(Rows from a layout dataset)
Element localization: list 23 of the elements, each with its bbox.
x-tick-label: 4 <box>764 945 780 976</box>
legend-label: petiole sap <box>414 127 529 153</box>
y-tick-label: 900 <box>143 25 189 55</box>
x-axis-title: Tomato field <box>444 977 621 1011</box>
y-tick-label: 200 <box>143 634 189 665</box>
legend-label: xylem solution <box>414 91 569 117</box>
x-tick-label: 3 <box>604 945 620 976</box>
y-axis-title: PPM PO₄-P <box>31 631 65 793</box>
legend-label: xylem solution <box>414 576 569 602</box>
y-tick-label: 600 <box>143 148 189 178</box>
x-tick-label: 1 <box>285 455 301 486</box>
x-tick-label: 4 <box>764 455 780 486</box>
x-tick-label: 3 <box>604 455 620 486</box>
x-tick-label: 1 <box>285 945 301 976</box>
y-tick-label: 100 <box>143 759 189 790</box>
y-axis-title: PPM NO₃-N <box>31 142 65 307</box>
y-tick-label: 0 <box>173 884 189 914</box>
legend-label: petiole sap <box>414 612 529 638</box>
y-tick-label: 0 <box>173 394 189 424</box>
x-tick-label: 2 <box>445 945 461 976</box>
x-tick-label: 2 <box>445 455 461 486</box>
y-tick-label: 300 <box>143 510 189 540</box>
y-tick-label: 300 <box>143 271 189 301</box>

* **WHAT IS ASKED**: Please write out the data from its first line up to and including the line with "y-tick-label: 0 <box>173 394 189 424</box>", keeping every line unchanged.

* **REPLY TO THE EXERCISE**:
Element localization: list 23 of the elements, each with its bbox.
x-tick-label: 4 <box>764 945 780 976</box>
legend-label: petiole sap <box>414 127 529 153</box>
y-tick-label: 900 <box>143 25 189 55</box>
x-axis-title: Tomato field <box>444 977 621 1011</box>
y-tick-label: 200 <box>143 634 189 665</box>
legend-label: xylem solution <box>414 91 569 117</box>
x-tick-label: 3 <box>604 945 620 976</box>
y-axis-title: PPM PO₄-P <box>31 631 65 793</box>
legend-label: xylem solution <box>414 576 569 602</box>
y-tick-label: 600 <box>143 148 189 178</box>
x-tick-label: 1 <box>285 455 301 486</box>
x-tick-label: 4 <box>764 455 780 486</box>
x-tick-label: 3 <box>604 455 620 486</box>
x-tick-label: 1 <box>285 945 301 976</box>
y-tick-label: 100 <box>143 759 189 790</box>
y-axis-title: PPM NO₃-N <box>31 142 65 307</box>
y-tick-label: 0 <box>173 884 189 914</box>
legend-label: petiole sap <box>414 612 529 638</box>
y-tick-label: 0 <box>173 394 189 424</box>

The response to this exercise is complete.